[PROBLEM REQUIREMENTS] Give the data below again exactly as it stands. Omit the pictures.

[SOURCE RECORDS]
# # # #

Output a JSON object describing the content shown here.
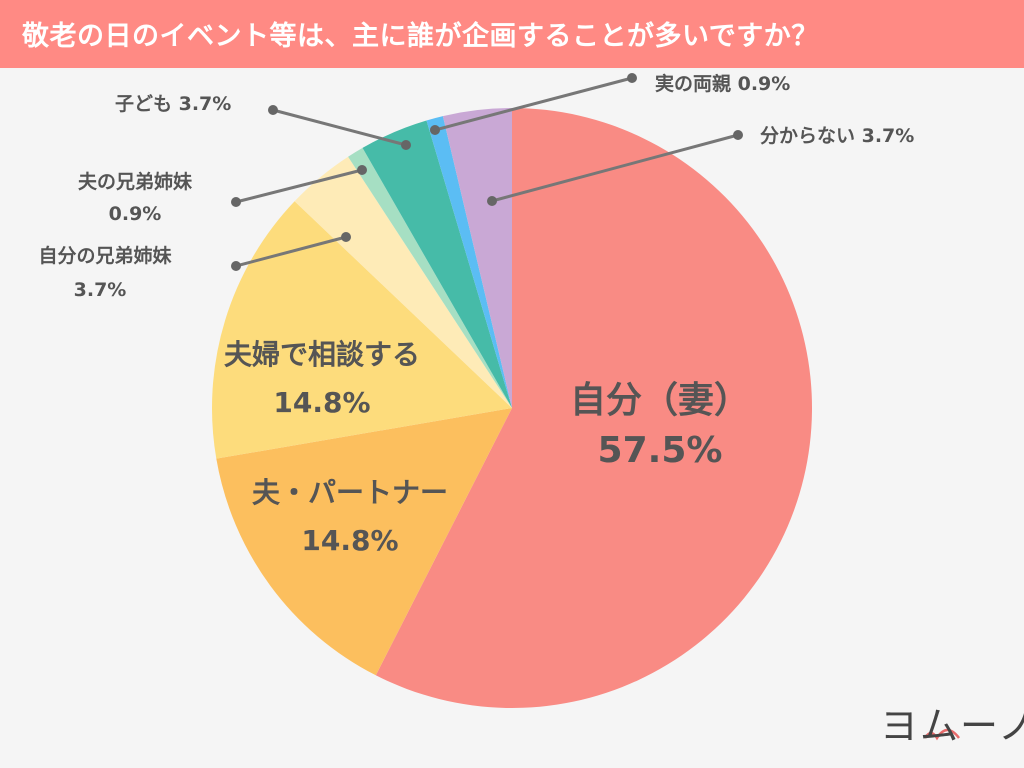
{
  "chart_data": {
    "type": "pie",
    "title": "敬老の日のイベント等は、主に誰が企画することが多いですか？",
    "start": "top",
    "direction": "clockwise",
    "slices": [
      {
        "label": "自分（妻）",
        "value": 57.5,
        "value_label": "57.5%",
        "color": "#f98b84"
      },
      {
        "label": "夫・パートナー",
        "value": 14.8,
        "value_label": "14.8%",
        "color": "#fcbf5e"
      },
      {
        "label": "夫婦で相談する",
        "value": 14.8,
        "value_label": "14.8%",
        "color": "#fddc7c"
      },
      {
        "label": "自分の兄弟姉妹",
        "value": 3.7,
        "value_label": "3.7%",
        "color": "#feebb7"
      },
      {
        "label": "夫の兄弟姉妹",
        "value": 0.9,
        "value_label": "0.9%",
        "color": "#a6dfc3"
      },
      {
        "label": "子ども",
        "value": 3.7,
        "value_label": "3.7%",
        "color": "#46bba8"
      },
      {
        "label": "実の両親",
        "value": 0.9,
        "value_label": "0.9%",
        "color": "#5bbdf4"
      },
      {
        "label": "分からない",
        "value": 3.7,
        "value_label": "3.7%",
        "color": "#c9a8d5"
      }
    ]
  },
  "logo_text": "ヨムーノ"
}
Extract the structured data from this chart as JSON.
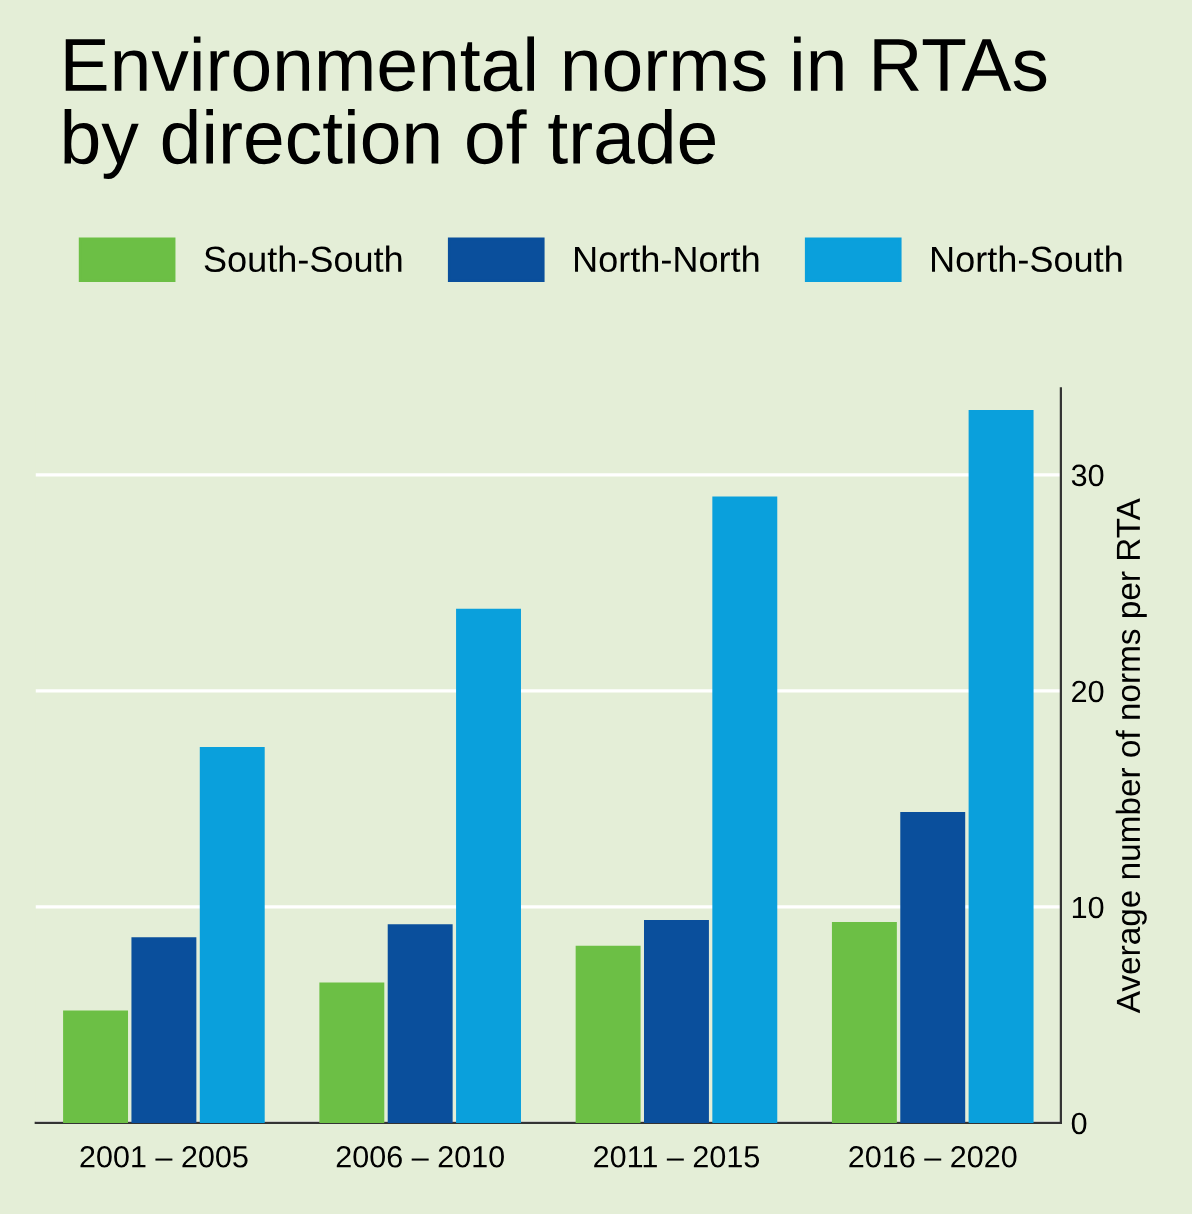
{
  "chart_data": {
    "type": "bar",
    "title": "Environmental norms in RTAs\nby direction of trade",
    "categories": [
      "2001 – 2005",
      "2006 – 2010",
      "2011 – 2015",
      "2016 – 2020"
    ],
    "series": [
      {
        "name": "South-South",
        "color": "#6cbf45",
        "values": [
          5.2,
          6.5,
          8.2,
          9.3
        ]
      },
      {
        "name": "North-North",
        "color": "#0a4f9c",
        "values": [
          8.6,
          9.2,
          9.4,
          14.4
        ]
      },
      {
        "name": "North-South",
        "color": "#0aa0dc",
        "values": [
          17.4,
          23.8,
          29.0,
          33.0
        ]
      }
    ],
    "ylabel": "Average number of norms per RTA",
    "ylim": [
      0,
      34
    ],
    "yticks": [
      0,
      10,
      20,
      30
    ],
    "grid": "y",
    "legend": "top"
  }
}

# # # #

[EXERCISE RESULT]
Output a JSON object describing the content shown here.
{
  "chart_data": {
    "type": "pie",
    "title": "敬老の日のイベント等は、主に誰が企画することが多いですか？",
    "start": "top",
    "direction": "clockwise",
    "slices": [
      {
        "label": "自分（妻）",
        "value": 57.5,
        "value_label": "57.5%",
        "color": "#f98b84"
      },
      {
        "label": "夫・パートナー",
        "value": 14.8,
        "value_label": "14.8%",
        "color": "#fcbf5e"
      },
      {
        "label": "夫婦で相談する",
        "value": 14.8,
        "value_label": "14.8%",
        "color": "#fddc7c"
      },
      {
        "label": "自分の兄弟姉妹",
        "value": 3.7,
        "value_label": "3.7%",
        "color": "#feebb7"
      },
      {
        "label": "夫の兄弟姉妹",
        "value": 0.9,
        "value_label": "0.9%",
        "color": "#a6dfc3"
      },
      {
        "label": "子ども",
        "value": 3.7,
        "value_label": "3.7%",
        "color": "#46bba8"
      },
      {
        "label": "実の両親",
        "value": 0.9,
        "value_label": "0.9%",
        "color": "#5bbdf4"
      },
      {
        "label": "分からない",
        "value": 3.7,
        "value_label": "3.7%",
        "color": "#c9a8d5"
      }
    ]
  },
  "logo_text": "ヨムーノ"
}
Extract the structured data from this chart as JSON.
{
  "chart_data": {
    "type": "bar",
    "title": "Environmental norms in RTAs\nby direction of trade",
    "categories": [
      "2001 – 2005",
      "2006 – 2010",
      "2011 – 2015",
      "2016 – 2020"
    ],
    "series": [
      {
        "name": "South-South",
        "color": "#6cbf45",
        "values": [
          5.2,
          6.5,
          8.2,
          9.3
        ]
      },
      {
        "name": "North-North",
        "color": "#0a4f9c",
        "values": [
          8.6,
          9.2,
          9.4,
          14.4
        ]
      },
      {
        "name": "North-South",
        "color": "#0aa0dc",
        "values": [
          17.4,
          23.8,
          29.0,
          33.0
        ]
      }
    ],
    "ylabel": "Average number of norms per RTA",
    "ylim": [
      0,
      34
    ],
    "yticks": [
      0,
      10,
      20,
      30
    ],
    "grid": "y",
    "legend": "top"
  }
}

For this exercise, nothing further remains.